> [STATED GOAL]: Output all of the entries exactly as written.

> [PROVIDED INFORMATION]:
+ + +

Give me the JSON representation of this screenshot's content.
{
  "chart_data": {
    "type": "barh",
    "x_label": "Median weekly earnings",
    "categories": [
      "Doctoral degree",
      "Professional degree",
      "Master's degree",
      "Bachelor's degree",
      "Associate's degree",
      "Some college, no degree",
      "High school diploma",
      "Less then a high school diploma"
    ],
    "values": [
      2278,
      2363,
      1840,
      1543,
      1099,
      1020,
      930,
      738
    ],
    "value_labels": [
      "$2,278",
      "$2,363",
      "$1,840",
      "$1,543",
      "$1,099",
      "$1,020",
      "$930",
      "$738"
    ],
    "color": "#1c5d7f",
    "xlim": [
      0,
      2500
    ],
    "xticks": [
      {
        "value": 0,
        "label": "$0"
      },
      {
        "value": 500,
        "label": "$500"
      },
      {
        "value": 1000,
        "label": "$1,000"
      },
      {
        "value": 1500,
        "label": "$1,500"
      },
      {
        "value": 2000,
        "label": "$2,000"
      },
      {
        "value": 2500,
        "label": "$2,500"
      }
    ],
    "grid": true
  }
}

+ + +

> [TASK RESULT]:
Give me the JSON representation of this screenshot's content.
{
  "chart_data": {
    "type": "barh",
    "x_label": "Median weekly earnings",
    "categories": [
      "Doctoral degree",
      "Professional degree",
      "Master's degree",
      "Bachelor's degree",
      "Associate's degree",
      "Some college, no degree",
      "High school diploma",
      "Less then a high school diploma"
    ],
    "values": [
      2278,
      2363,
      1840,
      1543,
      1099,
      1020,
      930,
      738
    ],
    "value_labels": [
      "$2,278",
      "$2,363",
      "$1,840",
      "$1,543",
      "$1,099",
      "$1,020",
      "$930",
      "$738"
    ],
    "color": "#1c5d7f",
    "xlim": [
      0,
      2500
    ],
    "xticks": [
      {
        "value": 0,
        "label": "$0"
      },
      {
        "value": 500,
        "label": "$500"
      },
      {
        "value": 1000,
        "label": "$1,000"
      },
      {
        "value": 1500,
        "label": "$1,500"
      },
      {
        "value": 2000,
        "label": "$2,000"
      },
      {
        "value": 2500,
        "label": "$2,500"
      }
    ],
    "grid": true
  }
}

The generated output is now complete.